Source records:
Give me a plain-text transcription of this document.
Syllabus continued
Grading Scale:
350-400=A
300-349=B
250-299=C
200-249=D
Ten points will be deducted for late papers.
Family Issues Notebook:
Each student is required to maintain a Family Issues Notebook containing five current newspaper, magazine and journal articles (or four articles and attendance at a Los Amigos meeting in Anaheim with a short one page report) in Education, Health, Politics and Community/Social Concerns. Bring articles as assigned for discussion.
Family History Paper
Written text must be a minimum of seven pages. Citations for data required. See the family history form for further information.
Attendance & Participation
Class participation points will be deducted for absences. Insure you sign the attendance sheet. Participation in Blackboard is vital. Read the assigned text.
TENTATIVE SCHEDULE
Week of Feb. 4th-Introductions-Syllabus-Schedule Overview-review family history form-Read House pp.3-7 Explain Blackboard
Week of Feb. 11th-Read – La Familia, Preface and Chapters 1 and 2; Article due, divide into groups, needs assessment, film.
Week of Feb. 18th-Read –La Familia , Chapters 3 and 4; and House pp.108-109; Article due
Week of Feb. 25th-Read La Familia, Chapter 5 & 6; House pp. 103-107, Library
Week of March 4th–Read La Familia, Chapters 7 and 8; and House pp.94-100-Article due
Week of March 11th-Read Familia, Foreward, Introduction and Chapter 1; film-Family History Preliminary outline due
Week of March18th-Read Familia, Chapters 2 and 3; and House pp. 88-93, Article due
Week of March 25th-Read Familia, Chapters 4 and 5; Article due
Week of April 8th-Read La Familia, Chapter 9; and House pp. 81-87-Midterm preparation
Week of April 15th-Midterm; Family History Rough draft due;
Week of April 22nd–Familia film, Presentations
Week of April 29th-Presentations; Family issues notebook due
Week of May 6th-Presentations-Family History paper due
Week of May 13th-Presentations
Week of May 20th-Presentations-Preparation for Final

**Task instructions**
Copy out the full material exactly as it appears.

**Correct answer**
Give me a plain-text transcription of this document.
Syllabus continued
Grading Scale:
350-400=A
300-349=B
250-299=C
200-249=D
Ten points will be deducted for late papers.
Family Issues Notebook:
Each student is required to maintain a Family Issues Notebook containing five current newspaper, magazine and journal articles (or four articles and attendance at a Los Amigos meeting in Anaheim with a short one page report) in Education, Health, Politics and Community/Social Concerns. Bring articles as assigned for discussion.
Family History Paper
Written text must be a minimum of seven pages. Citations for data required. See the family history form for further information.
Attendance & Participation
Class participation points will be deducted for absences. Insure you sign the attendance sheet. Participation in Blackboard is vital. Read the assigned text.
TENTATIVE SCHEDULE
Week of Feb. 4th-Introductions-Syllabus-Schedule Overview-review family history form-Read House pp.3-7 Explain Blackboard
Week of Feb. 11th-Read – La Familia, Preface and Chapters 1 and 2; Article due, divide into groups, needs assessment, film.
Week of Feb. 18th-Read –La Familia , Chapters 3 and 4; and House pp.108-109; Article due
Week of Feb. 25th-Read La Familia, Chapter 5 & 6; House pp. 103-107, Library
Week of March 4th–Read La Familia, Chapters 7 and 8; and House pp.94-100-Article due
Week of March 11th-Read Familia, Foreward, Introduction and Chapter 1; film-Family History Preliminary outline due
Week of March18th-Read Familia, Chapters 2 and 3; and House pp. 88-93, Article due
Week of March 25th-Read Familia, Chapters 4 and 5; Article due
Week of April 8th-Read La Familia, Chapter 9; and House pp. 81-87-Midterm preparation
Week of April 15th-Midterm; Family History Rough draft due;
Week of April 22nd–Familia film, Presentations
Week of April 29th-Presentations; Family issues notebook due
Week of May 6th-Presentations-Family History paper due
Week of May 13th-Presentations
Week of May 20th-Presentations-Preparation for Final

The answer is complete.